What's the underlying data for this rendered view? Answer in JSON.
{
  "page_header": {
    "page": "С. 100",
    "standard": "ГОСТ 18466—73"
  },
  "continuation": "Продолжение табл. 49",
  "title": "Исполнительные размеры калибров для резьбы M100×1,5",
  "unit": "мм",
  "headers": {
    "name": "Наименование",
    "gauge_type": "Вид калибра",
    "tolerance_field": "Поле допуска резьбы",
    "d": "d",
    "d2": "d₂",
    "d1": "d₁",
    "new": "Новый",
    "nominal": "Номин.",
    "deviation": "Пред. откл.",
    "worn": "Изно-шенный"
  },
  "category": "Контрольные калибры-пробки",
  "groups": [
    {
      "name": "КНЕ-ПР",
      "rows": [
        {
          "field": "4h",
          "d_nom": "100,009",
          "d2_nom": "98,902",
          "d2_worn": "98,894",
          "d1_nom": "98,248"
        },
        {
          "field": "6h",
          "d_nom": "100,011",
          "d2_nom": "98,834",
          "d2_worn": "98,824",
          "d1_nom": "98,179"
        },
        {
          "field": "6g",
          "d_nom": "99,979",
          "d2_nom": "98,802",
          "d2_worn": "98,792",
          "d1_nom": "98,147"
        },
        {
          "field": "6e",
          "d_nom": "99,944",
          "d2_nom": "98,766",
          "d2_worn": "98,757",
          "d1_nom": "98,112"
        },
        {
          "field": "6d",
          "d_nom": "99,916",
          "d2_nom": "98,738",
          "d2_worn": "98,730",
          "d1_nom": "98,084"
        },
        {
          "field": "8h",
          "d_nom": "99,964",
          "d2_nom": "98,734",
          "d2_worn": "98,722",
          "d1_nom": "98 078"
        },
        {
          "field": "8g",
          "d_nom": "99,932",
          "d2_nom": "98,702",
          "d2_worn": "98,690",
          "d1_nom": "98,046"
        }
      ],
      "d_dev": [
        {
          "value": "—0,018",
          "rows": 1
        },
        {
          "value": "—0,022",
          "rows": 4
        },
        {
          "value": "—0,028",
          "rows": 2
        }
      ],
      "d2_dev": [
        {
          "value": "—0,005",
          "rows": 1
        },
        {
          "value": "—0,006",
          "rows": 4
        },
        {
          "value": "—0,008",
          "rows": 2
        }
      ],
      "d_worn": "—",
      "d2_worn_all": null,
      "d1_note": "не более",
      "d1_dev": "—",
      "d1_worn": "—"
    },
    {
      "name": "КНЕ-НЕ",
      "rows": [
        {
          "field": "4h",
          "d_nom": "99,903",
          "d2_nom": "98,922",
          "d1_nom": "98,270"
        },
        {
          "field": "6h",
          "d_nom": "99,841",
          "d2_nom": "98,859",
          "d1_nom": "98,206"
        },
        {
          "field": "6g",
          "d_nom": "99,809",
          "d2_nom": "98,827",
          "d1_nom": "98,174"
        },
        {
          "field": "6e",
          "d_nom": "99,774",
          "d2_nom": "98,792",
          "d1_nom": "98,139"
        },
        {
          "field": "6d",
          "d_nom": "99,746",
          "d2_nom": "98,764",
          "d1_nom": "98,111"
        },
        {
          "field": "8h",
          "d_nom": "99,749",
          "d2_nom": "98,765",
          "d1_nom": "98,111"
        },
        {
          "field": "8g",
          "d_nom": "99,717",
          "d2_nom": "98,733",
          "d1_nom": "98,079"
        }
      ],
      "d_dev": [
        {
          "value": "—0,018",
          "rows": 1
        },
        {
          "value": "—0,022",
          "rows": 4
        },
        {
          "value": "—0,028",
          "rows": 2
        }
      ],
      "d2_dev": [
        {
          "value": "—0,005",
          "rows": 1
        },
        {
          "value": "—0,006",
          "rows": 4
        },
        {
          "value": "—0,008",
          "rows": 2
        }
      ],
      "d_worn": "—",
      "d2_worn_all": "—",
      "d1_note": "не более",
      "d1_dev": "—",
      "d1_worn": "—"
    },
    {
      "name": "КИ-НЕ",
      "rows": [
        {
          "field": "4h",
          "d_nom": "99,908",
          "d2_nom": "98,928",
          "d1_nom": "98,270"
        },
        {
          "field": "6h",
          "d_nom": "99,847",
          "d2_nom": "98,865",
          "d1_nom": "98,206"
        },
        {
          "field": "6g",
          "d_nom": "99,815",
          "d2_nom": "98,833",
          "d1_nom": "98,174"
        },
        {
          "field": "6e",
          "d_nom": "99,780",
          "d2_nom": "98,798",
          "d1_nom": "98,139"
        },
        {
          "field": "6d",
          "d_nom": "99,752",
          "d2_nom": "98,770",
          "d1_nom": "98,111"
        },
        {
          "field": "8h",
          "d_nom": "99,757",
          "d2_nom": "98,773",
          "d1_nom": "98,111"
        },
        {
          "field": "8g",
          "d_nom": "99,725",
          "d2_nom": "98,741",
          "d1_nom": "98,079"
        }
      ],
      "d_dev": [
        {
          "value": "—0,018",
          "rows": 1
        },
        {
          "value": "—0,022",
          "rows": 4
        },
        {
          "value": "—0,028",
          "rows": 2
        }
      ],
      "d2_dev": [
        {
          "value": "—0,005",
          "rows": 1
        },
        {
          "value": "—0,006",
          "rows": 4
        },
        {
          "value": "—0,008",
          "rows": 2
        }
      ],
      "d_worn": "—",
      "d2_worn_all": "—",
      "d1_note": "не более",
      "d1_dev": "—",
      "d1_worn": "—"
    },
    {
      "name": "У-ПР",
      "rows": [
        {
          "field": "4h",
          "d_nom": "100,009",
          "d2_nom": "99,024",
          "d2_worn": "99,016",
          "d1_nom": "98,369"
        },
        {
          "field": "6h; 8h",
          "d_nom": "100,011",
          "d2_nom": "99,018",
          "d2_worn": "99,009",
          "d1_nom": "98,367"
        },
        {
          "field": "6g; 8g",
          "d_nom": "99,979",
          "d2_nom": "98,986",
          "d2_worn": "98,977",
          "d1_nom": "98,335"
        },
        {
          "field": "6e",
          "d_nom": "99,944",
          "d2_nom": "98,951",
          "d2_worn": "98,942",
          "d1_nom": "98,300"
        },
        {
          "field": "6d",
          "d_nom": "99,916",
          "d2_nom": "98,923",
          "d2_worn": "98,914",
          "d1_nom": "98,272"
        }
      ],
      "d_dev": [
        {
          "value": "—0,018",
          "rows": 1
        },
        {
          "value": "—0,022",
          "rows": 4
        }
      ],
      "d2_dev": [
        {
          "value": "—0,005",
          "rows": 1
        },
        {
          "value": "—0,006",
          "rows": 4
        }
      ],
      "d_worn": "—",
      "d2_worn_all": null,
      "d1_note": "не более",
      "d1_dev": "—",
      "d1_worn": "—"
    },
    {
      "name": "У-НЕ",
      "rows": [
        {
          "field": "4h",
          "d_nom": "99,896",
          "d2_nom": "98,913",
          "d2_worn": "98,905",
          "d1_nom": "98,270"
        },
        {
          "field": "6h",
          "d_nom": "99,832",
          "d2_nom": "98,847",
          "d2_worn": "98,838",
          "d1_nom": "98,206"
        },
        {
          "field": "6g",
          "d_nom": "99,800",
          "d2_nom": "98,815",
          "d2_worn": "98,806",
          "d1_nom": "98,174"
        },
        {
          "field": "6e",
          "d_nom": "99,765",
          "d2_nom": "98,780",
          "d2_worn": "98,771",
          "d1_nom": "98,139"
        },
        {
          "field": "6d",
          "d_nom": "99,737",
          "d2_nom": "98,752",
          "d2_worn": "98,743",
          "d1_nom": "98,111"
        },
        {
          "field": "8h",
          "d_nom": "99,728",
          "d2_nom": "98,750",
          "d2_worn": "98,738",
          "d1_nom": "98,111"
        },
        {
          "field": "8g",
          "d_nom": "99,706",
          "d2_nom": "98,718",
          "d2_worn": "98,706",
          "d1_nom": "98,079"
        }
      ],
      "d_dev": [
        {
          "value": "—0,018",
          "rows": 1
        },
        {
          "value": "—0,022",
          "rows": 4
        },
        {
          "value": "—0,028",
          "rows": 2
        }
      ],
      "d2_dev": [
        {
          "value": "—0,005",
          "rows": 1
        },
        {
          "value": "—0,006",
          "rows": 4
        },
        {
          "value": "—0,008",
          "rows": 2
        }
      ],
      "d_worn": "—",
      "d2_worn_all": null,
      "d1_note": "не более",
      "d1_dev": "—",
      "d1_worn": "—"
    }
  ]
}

----

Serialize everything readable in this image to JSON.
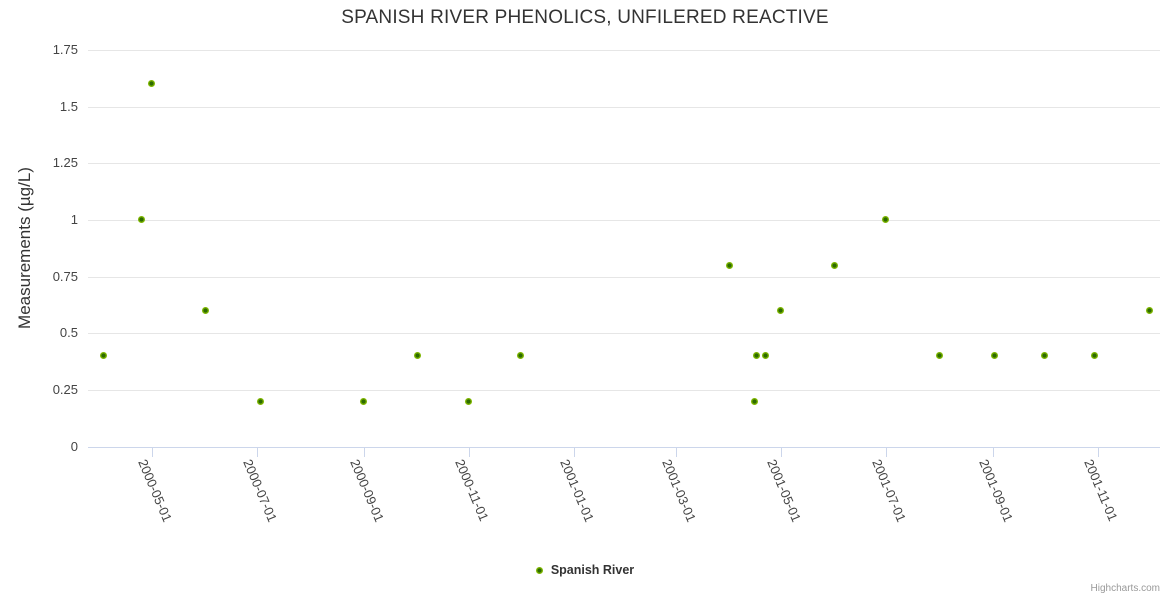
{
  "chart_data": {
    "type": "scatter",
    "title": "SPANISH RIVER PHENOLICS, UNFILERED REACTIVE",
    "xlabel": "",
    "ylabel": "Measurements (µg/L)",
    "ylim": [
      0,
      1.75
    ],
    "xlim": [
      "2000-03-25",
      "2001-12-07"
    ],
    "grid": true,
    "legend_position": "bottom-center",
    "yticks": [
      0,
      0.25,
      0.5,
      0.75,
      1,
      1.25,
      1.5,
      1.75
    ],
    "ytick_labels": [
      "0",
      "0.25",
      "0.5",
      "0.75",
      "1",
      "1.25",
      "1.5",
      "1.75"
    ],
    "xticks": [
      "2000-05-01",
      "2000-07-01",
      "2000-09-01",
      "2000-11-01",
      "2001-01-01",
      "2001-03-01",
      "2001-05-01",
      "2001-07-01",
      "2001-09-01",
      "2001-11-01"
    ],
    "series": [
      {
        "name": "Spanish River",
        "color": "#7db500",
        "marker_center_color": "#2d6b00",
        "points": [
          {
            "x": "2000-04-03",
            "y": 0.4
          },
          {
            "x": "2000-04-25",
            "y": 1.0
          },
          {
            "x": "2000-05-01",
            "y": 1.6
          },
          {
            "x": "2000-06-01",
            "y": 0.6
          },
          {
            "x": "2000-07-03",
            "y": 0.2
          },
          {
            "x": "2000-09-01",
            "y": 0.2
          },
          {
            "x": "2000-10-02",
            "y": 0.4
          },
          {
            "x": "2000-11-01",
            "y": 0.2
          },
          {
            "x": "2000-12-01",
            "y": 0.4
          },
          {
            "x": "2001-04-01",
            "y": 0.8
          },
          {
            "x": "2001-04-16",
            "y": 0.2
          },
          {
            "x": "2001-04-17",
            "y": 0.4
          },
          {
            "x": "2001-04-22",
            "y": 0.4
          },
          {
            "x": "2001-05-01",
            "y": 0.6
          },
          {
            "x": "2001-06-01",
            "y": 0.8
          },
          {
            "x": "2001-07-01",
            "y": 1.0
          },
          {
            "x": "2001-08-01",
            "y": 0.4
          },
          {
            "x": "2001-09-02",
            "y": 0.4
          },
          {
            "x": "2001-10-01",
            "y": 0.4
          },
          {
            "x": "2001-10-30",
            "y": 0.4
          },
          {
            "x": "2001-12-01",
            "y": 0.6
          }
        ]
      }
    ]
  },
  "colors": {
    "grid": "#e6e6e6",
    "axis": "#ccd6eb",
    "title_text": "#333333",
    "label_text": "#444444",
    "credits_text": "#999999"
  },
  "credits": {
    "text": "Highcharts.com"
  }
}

----

• [WHAT TO PRODUCE] Your task is to list each line of the records with the word "name".

• [EXERCISE SOLUTION]
    "name": "Наименование",
      "name": "КНЕ-ПР",
      "name": "КНЕ-НЕ",
      "name": "КИ-НЕ",
      "name": "У-ПР",
      "name": "У-НЕ",
        "name": "Spanish River",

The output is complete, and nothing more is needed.